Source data

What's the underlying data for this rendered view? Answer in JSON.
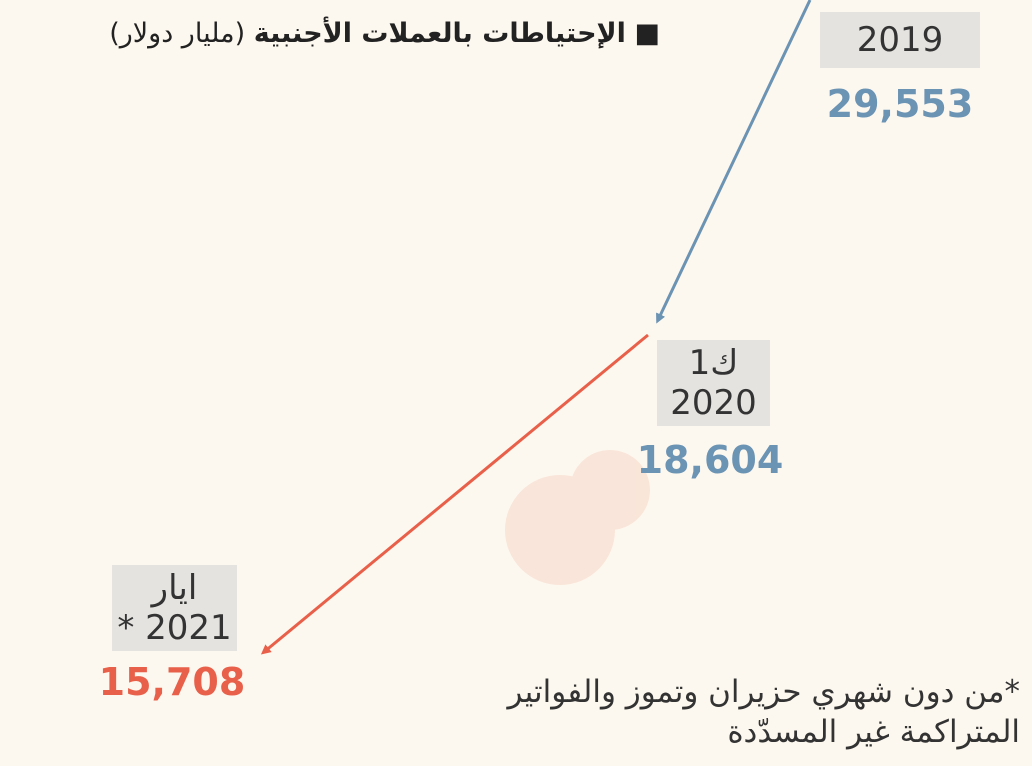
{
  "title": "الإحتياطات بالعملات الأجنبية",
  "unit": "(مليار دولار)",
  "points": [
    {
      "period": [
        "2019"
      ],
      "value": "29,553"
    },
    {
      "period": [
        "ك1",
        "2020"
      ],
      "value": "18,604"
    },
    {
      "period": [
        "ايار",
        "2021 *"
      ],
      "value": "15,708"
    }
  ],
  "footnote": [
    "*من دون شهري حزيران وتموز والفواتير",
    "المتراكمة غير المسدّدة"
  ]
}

---

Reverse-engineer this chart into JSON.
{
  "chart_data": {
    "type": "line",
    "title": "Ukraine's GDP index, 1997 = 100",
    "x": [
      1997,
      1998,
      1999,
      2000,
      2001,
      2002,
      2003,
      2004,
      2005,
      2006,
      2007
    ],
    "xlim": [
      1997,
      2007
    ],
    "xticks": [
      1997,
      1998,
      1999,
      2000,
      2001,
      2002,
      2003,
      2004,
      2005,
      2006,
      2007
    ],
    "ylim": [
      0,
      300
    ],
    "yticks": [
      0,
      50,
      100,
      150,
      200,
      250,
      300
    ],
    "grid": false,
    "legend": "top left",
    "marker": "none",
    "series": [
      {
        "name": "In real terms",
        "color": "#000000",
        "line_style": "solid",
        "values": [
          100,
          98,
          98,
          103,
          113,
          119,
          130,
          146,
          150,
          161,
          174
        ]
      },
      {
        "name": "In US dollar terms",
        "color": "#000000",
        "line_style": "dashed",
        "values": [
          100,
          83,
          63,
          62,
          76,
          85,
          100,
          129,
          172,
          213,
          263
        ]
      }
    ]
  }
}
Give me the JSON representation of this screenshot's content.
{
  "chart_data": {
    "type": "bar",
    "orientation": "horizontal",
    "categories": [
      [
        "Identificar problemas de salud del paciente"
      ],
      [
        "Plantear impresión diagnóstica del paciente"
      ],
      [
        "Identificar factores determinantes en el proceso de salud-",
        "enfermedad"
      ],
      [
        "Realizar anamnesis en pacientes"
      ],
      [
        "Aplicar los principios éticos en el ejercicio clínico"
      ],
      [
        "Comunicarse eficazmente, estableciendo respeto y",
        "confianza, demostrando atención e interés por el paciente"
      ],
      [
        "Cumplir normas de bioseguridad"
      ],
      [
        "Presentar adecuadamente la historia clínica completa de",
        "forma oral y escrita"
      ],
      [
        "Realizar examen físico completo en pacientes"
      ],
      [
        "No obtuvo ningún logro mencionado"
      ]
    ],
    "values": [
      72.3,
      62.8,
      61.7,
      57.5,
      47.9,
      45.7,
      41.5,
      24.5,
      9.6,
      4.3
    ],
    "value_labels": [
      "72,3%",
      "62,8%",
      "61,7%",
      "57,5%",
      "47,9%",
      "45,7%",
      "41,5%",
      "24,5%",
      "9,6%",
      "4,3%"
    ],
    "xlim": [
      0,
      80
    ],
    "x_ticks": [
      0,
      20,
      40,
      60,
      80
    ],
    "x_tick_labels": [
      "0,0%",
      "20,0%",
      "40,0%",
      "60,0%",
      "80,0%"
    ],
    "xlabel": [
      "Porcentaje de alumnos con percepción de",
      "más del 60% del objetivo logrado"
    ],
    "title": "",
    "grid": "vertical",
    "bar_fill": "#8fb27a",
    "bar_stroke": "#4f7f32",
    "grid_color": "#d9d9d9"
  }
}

→ Problem requirements
Reply with one number only: the count of lines in the entries that contain "name".

→ Right answer
2